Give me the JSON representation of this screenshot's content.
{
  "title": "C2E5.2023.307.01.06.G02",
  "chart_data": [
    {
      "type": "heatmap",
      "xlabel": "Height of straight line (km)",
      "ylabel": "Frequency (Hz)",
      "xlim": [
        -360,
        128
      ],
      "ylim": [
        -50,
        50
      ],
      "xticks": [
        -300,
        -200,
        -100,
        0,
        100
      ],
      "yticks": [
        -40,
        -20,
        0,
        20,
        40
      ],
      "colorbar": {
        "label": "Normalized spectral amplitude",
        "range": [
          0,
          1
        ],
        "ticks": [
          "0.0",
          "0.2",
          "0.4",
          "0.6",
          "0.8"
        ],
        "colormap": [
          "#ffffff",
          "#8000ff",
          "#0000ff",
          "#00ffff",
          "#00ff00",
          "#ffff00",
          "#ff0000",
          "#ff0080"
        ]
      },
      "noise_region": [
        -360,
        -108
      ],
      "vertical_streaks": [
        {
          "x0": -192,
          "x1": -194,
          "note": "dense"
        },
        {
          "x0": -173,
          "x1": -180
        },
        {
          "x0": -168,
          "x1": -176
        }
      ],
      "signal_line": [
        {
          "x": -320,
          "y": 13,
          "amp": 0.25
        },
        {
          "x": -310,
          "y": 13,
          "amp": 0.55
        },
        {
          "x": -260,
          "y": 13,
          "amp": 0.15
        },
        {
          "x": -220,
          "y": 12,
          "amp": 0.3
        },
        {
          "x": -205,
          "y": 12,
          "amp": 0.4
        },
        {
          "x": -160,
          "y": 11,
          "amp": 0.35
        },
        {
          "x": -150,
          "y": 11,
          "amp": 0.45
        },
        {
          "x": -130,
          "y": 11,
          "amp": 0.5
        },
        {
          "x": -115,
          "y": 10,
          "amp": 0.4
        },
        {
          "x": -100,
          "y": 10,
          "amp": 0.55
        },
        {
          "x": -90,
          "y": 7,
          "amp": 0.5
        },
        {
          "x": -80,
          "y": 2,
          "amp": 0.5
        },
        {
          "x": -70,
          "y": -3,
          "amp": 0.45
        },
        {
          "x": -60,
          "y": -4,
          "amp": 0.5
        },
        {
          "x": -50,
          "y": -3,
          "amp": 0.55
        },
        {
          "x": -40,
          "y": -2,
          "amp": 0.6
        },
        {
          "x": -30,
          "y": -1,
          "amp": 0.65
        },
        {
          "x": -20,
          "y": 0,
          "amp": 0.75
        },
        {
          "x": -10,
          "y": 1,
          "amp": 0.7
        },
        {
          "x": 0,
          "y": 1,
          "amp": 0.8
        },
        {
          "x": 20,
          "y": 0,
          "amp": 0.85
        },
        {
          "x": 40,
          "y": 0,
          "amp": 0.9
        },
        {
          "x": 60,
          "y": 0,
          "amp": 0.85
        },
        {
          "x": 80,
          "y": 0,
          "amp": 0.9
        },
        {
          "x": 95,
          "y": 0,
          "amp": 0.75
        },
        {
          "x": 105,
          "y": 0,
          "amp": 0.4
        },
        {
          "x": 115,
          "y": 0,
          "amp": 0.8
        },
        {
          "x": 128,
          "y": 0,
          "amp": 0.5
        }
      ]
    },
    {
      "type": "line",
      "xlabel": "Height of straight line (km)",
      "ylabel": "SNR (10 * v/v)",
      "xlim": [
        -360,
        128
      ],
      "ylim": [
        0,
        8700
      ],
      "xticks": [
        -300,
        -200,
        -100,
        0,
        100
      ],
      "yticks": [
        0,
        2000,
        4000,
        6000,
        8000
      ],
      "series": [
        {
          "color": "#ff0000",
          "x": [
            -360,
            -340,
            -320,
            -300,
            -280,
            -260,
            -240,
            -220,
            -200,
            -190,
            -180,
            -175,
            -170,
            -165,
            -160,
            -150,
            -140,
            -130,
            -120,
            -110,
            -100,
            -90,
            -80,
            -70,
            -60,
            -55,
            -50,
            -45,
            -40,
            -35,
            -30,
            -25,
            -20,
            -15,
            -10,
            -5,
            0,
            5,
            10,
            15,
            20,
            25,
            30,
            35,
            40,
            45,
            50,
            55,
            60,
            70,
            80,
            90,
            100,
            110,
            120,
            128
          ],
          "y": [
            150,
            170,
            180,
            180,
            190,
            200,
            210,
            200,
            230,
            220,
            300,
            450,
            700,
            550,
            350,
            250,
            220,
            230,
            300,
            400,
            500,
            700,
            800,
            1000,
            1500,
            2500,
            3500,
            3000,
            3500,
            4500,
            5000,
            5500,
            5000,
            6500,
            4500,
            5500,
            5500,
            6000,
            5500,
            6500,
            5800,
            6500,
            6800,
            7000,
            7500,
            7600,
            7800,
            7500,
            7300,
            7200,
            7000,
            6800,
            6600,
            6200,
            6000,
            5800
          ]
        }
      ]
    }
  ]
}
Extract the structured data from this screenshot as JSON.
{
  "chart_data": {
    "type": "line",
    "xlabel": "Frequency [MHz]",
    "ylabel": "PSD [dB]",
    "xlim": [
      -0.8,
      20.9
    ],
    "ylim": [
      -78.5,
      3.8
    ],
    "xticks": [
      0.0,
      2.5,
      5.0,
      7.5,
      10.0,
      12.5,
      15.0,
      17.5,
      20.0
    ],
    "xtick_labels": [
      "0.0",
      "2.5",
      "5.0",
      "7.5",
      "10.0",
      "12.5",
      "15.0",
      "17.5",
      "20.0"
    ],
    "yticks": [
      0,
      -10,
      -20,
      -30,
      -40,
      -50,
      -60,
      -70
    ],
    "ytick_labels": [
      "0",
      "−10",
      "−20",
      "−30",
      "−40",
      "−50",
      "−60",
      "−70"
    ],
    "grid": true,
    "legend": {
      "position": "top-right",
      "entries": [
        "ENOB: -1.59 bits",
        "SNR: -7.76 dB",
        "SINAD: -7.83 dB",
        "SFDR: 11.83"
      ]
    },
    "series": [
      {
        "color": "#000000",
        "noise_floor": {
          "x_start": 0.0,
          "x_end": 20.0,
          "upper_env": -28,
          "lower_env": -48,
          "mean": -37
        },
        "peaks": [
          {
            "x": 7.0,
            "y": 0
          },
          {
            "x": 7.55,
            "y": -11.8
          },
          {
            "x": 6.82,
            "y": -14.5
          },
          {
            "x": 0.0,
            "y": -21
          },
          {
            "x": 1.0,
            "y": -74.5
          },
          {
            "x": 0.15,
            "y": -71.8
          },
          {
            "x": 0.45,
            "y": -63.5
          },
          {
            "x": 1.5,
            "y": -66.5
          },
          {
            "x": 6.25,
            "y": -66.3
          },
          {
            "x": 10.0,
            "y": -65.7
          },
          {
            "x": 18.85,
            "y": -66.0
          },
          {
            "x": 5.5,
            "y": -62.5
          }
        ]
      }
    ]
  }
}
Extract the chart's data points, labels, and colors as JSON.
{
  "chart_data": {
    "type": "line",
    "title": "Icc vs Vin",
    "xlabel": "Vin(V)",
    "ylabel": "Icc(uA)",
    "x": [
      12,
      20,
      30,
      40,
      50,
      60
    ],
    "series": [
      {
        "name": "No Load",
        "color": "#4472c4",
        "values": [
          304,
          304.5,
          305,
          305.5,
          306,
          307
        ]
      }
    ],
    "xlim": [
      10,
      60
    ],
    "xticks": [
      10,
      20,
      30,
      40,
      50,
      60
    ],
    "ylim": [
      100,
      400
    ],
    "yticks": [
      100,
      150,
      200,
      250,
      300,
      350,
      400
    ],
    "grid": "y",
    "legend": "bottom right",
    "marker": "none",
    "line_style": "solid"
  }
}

════════

--- Goal ---
Copy out the whole listing exactly as written.

--- Response to the exercise ---
Give me the JSON representation of this screenshot's content.
{
  "title": "C2E5.2023.307.01.06.G02",
  "chart_data": [
    {
      "type": "heatmap",
      "xlabel": "Height of straight line (km)",
      "ylabel": "Frequency (Hz)",
      "xlim": [
        -360,
        128
      ],
      "ylim": [
        -50,
        50
      ],
      "xticks": [
        -300,
        -200,
        -100,
        0,
        100
      ],
      "yticks": [
        -40,
        -20,
        0,
        20,
        40
      ],
      "colorbar": {
        "label": "Normalized spectral amplitude",
        "range": [
          0,
          1
        ],
        "ticks": [
          "0.0",
          "0.2",
          "0.4",
          "0.6",
          "0.8"
        ],
        "colormap": [
          "#ffffff",
          "#8000ff",
          "#0000ff",
          "#00ffff",
          "#00ff00",
          "#ffff00",
          "#ff0000",
          "#ff0080"
        ]
      },
      "noise_region": [
        -360,
        -108
      ],
      "vertical_streaks": [
        {
          "x0": -192,
          "x1": -194,
          "note": "dense"
        },
        {
          "x0": -173,
          "x1": -180
        },
        {
          "x0": -168,
          "x1": -176
        }
      ],
      "signal_line": [
        {
          "x": -320,
          "y": 13,
          "amp": 0.25
        },
        {
          "x": -310,
          "y": 13,
          "amp": 0.55
        },
        {
          "x": -260,
          "y": 13,
          "amp": 0.15
        },
        {
          "x": -220,
          "y": 12,
          "amp": 0.3
        },
        {
          "x": -205,
          "y": 12,
          "amp": 0.4
        },
        {
          "x": -160,
          "y": 11,
          "amp": 0.35
        },
        {
          "x": -150,
          "y": 11,
          "amp": 0.45
        },
        {
          "x": -130,
          "y": 11,
          "amp": 0.5
        },
        {
          "x": -115,
          "y": 10,
          "amp": 0.4
        },
        {
          "x": -100,
          "y": 10,
          "amp": 0.55
        },
        {
          "x": -90,
          "y": 7,
          "amp": 0.5
        },
        {
          "x": -80,
          "y": 2,
          "amp": 0.5
        },
        {
          "x": -70,
          "y": -3,
          "amp": 0.45
        },
        {
          "x": -60,
          "y": -4,
          "amp": 0.5
        },
        {
          "x": -50,
          "y": -3,
          "amp": 0.55
        },
        {
          "x": -40,
          "y": -2,
          "amp": 0.6
        },
        {
          "x": -30,
          "y": -1,
          "amp": 0.65
        },
        {
          "x": -20,
          "y": 0,
          "amp": 0.75
        },
        {
          "x": -10,
          "y": 1,
          "amp": 0.7
        },
        {
          "x": 0,
          "y": 1,
          "amp": 0.8
        },
        {
          "x": 20,
          "y": 0,
          "amp": 0.85
        },
        {
          "x": 40,
          "y": 0,
          "amp": 0.9
        },
        {
          "x": 60,
          "y": 0,
          "amp": 0.85
        },
        {
          "x": 80,
          "y": 0,
          "amp": 0.9
        },
        {
          "x": 95,
          "y": 0,
          "amp": 0.75
        },
        {
          "x": 105,
          "y": 0,
          "amp": 0.4
        },
        {
          "x": 115,
          "y": 0,
          "amp": 0.8
        },
        {
          "x": 128,
          "y": 0,
          "amp": 0.5
        }
      ]
    },
    {
      "type": "line",
      "xlabel": "Height of straight line (km)",
      "ylabel": "SNR (10 * v/v)",
      "xlim": [
        -360,
        128
      ],
      "ylim": [
        0,
        8700
      ],
      "xticks": [
        -300,
        -200,
        -100,
        0,
        100
      ],
      "yticks": [
        0,
        2000,
        4000,
        6000,
        8000
      ],
      "series": [
        {
          "color": "#ff0000",
          "x": [
            -360,
            -340,
            -320,
            -300,
            -280,
            -260,
            -240,
            -220,
            -200,
            -190,
            -180,
            -175,
            -170,
            -165,
            -160,
            -150,
            -140,
            -130,
            -120,
            -110,
            -100,
            -90,
            -80,
            -70,
            -60,
            -55,
            -50,
            -45,
            -40,
            -35,
            -30,
            -25,
            -20,
            -15,
            -10,
            -5,
            0,
            5,
            10,
            15,
            20,
            25,
            30,
            35,
            40,
            45,
            50,
            55,
            60,
            70,
            80,
            90,
            100,
            110,
            120,
            128
          ],
          "y": [
            150,
            170,
            180,
            180,
            190,
            200,
            210,
            200,
            230,
            220,
            300,
            450,
            700,
            550,
            350,
            250,
            220,
            230,
            300,
            400,
            500,
            700,
            800,
            1000,
            1500,
            2500,
            3500,
            3000,
            3500,
            4500,
            5000,
            5500,
            5000,
            6500,
            4500,
            5500,
            5500,
            6000,
            5500,
            6500,
            5800,
            6500,
            6800,
            7000,
            7500,
            7600,
            7800,
            7500,
            7300,
            7200,
            7000,
            6800,
            6600,
            6200,
            6000,
            5800
          ]
        }
      ]
    }
  ]
}
Extract the structured data from this screenshot as JSON.
{
  "chart_data": {
    "type": "line",
    "xlabel": "Frequency [MHz]",
    "ylabel": "PSD [dB]",
    "xlim": [
      -0.8,
      20.9
    ],
    "ylim": [
      -78.5,
      3.8
    ],
    "xticks": [
      0.0,
      2.5,
      5.0,
      7.5,
      10.0,
      12.5,
      15.0,
      17.5,
      20.0
    ],
    "xtick_labels": [
      "0.0",
      "2.5",
      "5.0",
      "7.5",
      "10.0",
      "12.5",
      "15.0",
      "17.5",
      "20.0"
    ],
    "yticks": [
      0,
      -10,
      -20,
      -30,
      -40,
      -50,
      -60,
      -70
    ],
    "ytick_labels": [
      "0",
      "−10",
      "−20",
      "−30",
      "−40",
      "−50",
      "−60",
      "−70"
    ],
    "grid": true,
    "legend": {
      "position": "top-right",
      "entries": [
        "ENOB: -1.59 bits",
        "SNR: -7.76 dB",
        "SINAD: -7.83 dB",
        "SFDR: 11.83"
      ]
    },
    "series": [
      {
        "color": "#000000",
        "noise_floor": {
          "x_start": 0.0,
          "x_end": 20.0,
          "upper_env": -28,
          "lower_env": -48,
          "mean": -37
        },
        "peaks": [
          {
            "x": 7.0,
            "y": 0
          },
          {
            "x": 7.55,
            "y": -11.8
          },
          {
            "x": 6.82,
            "y": -14.5
          },
          {
            "x": 0.0,
            "y": -21
          },
          {
            "x": 1.0,
            "y": -74.5
          },
          {
            "x": 0.15,
            "y": -71.8
          },
          {
            "x": 0.45,
            "y": -63.5
          },
          {
            "x": 1.5,
            "y": -66.5
          },
          {
            "x": 6.25,
            "y": -66.3
          },
          {
            "x": 10.0,
            "y": -65.7
          },
          {
            "x": 18.85,
            "y": -66.0
          },
          {
            "x": 5.5,
            "y": -62.5
          }
        ]
      }
    ]
  }
}
Extract the chart's data points, labels, and colors as JSON.
{
  "chart_data": {
    "type": "line",
    "title": "Icc vs Vin",
    "xlabel": "Vin(V)",
    "ylabel": "Icc(uA)",
    "x": [
      12,
      20,
      30,
      40,
      50,
      60
    ],
    "series": [
      {
        "name": "No Load",
        "color": "#4472c4",
        "values": [
          304,
          304.5,
          305,
          305.5,
          306,
          307
        ]
      }
    ],
    "xlim": [
      10,
      60
    ],
    "xticks": [
      10,
      20,
      30,
      40,
      50,
      60
    ],
    "ylim": [
      100,
      400
    ],
    "yticks": [
      100,
      150,
      200,
      250,
      300,
      350,
      400
    ],
    "grid": "y",
    "legend": "bottom right",
    "marker": "none",
    "line_style": "solid"
  }
}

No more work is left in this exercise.